*** SELECTED PASSAGE ***

There is an island far to the south west which has been supplying British tipplers with the good stuff for more centuries than most of the imported booze that we love. Shakespeare was waxing lyrical about the pleasures of the malmsey of Madeira and the delicious fortified wine was giving much pleasure long before that, given its early Greek origins.


Throughout those long years the British have enjoyed a direct relationship with the Portuguese island which was a regular stopping off point for British sailors, and there are old English families who still have a big influence in making and selling Madeira wine.

But things are changing on this most beautiful of all the Atlantic islands. Tourism is holding a great deal more sway than it did even a dozen years ago, partly thanks to the fact that the ever popular destination now has regular cheap flights from local UK airports. I flew down for a few days recently to attend the beginning of a new wine festival - and therein lies a story…

Because tourism is a double edged sword if ever there was one. It can have as many detrimental effects as benefits - but Madeira’s new wine festival reflects a positive side to the equation.

 

As everyone knows, traditional Madeira wine was - and is - fortified. The delicious and powerful stuff Shakespeare was drinking - and the Duke of Clarence was being drowned in - contains a strong rum-like spirit which effectively preserves the wine. Back in the days when fermented grape juice was a hit and miss affair created without the help of preservative agents such as sulphites, a long sea journey could spell the death of an ordinary wine - unless it was preserved with a whack of strong alcohol.

*** DATA EXCERPTS ***

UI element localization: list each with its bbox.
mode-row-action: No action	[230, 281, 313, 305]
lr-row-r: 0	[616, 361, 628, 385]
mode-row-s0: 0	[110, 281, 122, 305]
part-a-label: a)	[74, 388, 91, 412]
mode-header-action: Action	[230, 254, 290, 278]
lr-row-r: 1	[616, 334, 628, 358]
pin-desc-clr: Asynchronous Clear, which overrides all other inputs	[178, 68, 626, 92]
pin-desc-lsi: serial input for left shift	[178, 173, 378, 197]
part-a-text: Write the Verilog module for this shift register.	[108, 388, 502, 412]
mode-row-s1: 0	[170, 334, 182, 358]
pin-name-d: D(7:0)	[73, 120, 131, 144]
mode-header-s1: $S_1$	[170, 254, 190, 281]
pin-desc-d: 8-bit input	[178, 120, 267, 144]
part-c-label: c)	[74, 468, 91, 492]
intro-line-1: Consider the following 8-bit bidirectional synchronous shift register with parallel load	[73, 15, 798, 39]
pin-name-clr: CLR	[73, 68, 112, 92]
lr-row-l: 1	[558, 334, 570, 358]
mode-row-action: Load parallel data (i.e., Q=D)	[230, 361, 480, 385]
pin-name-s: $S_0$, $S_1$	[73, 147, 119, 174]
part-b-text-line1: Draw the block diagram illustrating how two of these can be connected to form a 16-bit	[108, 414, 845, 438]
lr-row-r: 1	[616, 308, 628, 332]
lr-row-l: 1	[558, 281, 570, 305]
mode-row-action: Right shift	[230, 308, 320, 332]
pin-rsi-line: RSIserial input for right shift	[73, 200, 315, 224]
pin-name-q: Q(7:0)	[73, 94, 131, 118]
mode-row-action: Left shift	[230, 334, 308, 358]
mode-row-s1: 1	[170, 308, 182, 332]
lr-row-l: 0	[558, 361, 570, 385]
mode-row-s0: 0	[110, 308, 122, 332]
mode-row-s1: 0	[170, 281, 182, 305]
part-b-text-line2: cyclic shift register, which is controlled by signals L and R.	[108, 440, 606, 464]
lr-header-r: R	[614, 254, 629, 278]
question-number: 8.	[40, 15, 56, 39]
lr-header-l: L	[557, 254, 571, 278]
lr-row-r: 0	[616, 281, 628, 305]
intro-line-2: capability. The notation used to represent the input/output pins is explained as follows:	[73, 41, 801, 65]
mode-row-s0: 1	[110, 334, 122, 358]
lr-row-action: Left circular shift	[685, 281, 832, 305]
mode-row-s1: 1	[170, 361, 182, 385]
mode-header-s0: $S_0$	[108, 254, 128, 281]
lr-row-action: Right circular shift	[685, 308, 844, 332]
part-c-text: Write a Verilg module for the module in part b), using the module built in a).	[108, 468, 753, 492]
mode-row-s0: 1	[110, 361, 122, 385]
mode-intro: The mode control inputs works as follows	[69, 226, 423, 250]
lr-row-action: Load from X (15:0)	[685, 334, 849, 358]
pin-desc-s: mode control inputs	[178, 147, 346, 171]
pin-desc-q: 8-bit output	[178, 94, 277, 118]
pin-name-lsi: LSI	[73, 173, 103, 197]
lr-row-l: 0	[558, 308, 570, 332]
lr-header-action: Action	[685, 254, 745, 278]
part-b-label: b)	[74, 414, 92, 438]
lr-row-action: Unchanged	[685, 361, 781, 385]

***
*** DATA EXCERPTS ***

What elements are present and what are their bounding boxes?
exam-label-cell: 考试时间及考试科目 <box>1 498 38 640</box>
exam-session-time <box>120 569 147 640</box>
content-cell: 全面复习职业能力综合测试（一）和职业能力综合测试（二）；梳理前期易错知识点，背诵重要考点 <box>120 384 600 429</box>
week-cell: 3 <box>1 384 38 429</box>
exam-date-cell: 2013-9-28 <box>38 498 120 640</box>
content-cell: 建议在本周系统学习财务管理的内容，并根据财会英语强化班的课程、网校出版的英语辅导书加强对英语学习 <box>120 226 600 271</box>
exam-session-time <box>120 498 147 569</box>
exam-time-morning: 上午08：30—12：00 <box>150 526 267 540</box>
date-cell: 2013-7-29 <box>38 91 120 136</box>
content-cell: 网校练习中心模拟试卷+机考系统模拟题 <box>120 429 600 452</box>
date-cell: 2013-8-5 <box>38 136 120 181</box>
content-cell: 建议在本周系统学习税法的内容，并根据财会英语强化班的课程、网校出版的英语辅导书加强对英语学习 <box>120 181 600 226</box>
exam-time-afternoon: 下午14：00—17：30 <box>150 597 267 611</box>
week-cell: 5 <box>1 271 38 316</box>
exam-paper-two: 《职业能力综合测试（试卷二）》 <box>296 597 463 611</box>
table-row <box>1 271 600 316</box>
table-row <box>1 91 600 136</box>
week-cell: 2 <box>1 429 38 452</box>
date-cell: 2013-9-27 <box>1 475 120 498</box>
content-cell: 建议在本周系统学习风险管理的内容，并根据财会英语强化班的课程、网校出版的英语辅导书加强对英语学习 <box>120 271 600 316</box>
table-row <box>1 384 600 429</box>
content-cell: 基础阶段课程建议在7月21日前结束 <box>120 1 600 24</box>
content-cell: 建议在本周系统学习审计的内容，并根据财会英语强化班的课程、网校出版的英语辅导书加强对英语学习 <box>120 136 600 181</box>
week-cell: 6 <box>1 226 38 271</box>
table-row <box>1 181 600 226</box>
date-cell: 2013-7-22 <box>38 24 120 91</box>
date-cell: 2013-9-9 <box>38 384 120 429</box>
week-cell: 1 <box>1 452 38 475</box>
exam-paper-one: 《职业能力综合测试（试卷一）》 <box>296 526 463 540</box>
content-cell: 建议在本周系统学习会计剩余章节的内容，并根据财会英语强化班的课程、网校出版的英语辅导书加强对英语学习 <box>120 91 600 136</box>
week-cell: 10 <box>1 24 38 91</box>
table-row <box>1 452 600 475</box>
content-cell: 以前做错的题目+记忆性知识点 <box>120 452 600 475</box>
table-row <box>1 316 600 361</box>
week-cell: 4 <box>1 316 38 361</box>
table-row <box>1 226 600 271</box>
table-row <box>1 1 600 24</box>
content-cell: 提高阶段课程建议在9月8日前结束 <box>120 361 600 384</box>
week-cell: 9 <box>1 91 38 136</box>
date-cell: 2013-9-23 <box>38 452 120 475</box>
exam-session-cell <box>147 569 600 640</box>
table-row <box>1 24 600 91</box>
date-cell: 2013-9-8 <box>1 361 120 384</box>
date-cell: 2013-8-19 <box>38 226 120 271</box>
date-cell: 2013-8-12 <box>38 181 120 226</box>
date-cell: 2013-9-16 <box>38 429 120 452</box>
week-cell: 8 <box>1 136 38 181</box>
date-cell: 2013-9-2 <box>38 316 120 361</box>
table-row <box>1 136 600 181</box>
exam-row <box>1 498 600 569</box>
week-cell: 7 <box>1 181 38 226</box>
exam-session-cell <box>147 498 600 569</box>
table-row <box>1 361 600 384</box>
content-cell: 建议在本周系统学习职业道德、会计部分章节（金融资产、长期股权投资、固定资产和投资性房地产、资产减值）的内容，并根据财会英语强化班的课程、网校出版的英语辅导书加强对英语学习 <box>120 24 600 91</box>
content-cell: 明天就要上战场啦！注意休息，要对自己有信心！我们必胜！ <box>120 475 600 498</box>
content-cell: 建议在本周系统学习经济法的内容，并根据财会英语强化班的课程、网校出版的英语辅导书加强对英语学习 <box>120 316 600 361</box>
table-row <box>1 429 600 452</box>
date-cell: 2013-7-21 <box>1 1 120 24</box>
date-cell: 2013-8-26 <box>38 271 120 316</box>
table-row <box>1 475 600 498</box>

***

> SET TASKS:
1. Decide whether each statement agrees with the passage on Madeira wine. Answer yes or no, and quote the deciding words from the passage. (a) Madeira now has regular cheap flights from local UK airports. (b) Tourism holds less sway on the island than it did a dozen years ago. (c) Traditional Madeira wine is no longer fortified.
2. Extend the passage on Madeira wine, starting after its last sentence.
The items have no connection to the passage on Madeira wine.

> TASK-BY-TASK ANSWERS:
1.
(a) Yes: "the ever popular destination now has regular cheap flights from local UK airports"
(b) No: "Tourism is holding a great deal more sway than it did even a dozen years ago"
(c) No: "traditional Madeira wine was - and is - fortified"

2.
It’s said the discovery of preserving wine happened by accident during long voyages to and from Portuguese colonies in the south of India. Whatever the story, English merchants working out of Madeira realised they’d found a way of creating a delicious and extremely stable product - and they stuck to their winning and profitable ways for centuries.

And so for 100s of years the farmers of this mountainous isle produced grape juice for the big Madeira houses, keeping back just a little for their own personal consumption. I’m told the homemade table wines of yore were unpalatable without a touch of citrus and cane sugar. 

But, in recent times of cheap air travel, the burgeoning number of visitors to the island began demanding ordinary non-fortified, but drinkable, table wines with their meals. No problem - good wines could be shipped from mainland Portugal - but some local grape growers began to see a window of opportunity. 

Barbusano vineyard

It is still the case that most grapes grown on the island are sold into the big fortified wine operations, but a new brand of wine-makers like - Antonio Oliveira with his Barbusano label - have begun making delicious and interesting reds, whites and roses for the past dozen years. Hence, the new annual wine festival… 

I’d never been to Madeira before and what I discovered was one of the most beautiful and friendliest tourists destinations I’ve called at in years. As these are the food and drink pages I won’t dwell upon the stunning scenery or the dizzying and incredible walks, but will concentrate on the Madeira wines and cuisine. 
It might seem odd, but the very first dish I was offered was a starter of limpets - a shellfish much scorned by us, but highly prized by the islanders. I could see why. They were a toothsome revelation. Fried in olive oil for just three or four minutes (with plenty of garlic) these little suckers were among the best shellfish I’ve tasted. I do wonder, though, if they might be a separate species from our own. Darker and flatter, they didn’t have the intense chewiness of our limpets.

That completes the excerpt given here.